| Complete the following |
a - In the passage on New Deal art and architecture, what was the Wilbur J. Cohen Federal Building originally called?
b - Write a continuation of the passage on New Deal art and architecture, beginning right after its final sentence.

| Selected extract |
To forge a new social contract is one thing. To explain it to people is another. The bureaucrats of the New Deal understood that very well. They also knew that art and architecture could be powerful spreaders of political ideas. As it brought America out of the Depression, the Franklin D. Roosevelt administration built or funded courthouses, post offices, town halls, gyms, pools, auditoriums, and much more—tens of thousands of public buildings and facilities—and its arts programs employed as many as 10,000 artists to decorate them.

The Wilbur J. Cohen Federal Building, originally the Social Security Board Building, exemplifies New Deal art and architecture at their best. It’s the “Sistine Chapel of the New Deal,” in the words of the founder of the Living New Deal, an organization dedicated to documenting and preserving the history and culture of the period. In 1935, Roosevelt’s Social Security Act changed the covenant between the American people and the state. Social Security enshrined a new right to be protected against economic vicissitudes, reversing the assumption that Americans would scrape by on the strength of “rugged individualism”—a phrase made popular by Roosevelt’s predecessor Herbert Hoover, who was being blamed for America’s woes. Seeking muralists and sculptors to work on the new building, the office in charge of the most prestigious commissions, the U.S. Treasury’s Section of Fine Arts, held competitions and published an essay that effectively provided the theme. Its title was “The Meaning of Social Security.”

| Items |
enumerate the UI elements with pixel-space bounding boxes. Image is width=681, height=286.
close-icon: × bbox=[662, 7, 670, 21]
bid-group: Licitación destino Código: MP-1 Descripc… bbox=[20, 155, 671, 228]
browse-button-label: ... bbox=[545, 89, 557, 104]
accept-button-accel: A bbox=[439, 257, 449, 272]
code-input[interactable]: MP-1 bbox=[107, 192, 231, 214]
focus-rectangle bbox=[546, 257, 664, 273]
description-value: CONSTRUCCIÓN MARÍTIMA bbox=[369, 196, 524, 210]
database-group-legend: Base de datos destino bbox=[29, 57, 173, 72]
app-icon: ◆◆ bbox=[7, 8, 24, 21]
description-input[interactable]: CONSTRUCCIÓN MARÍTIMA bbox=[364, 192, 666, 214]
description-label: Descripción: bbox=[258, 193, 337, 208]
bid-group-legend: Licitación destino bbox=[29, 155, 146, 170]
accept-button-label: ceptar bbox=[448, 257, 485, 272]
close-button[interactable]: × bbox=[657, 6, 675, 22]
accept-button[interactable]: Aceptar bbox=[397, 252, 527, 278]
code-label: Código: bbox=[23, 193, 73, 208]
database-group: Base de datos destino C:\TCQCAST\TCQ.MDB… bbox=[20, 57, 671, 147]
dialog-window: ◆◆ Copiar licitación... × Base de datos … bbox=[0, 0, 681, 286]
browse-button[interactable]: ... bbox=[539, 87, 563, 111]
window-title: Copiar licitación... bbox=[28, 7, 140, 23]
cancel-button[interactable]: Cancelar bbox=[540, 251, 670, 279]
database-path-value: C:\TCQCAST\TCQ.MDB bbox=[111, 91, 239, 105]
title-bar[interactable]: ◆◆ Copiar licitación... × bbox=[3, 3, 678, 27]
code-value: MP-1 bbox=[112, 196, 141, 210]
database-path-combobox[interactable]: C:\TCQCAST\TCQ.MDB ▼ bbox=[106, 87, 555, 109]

| Answer set |
a - The Social Security Board Building.

b -
The result is an uncommonly lovely New Deal mission statement. The Cohen building (it was renamed in 1988 for the first professional employee of the Social Security Board, who later became the secretary of health, education, and welfare) is a 1.2-million-square-foot edifice covering a city block across from the National Mall in Washington, D.C. The architect, Charles Z. Klauder, gave it strong, modernized classical lines and Egyptian Revival and Art Deco flourishes. It is a vision of big government rooted in the past and reaching toward the future. The interior proclaims the beauty of efficient bureaucracy. Once inside the door, the presumed public servant is led straight to bronze-clad elevators and escalators, and from there whisked to his duties. Green marble covers the walls, rounding corners with sinuous Art Moderne curves.

Ben Shahn and Philip Guston, who went on to join the ranks of the most-renowned American artists of the 20th century, won plum commissions on the ground floor, as did Seymour Fogel, a respected muralist. (Ethel and Jenne Magafan, Colorado painters, collaborated on a mountain landscape for the fifth-floor boardroom.) Shahn got the most prominent assignment: two murals, each roughly 70 feet long and 24 feet high, on either side of a central corridor. One wall is a somber portrait of Americans suffering the effects of child poverty, old age, and unemployment. The other is a paean to life after Social Security: basketball games, public works, a bountiful harvest. Shahn named the murals simply The Meaning of Social Security. He considered them his best, and many critics agree.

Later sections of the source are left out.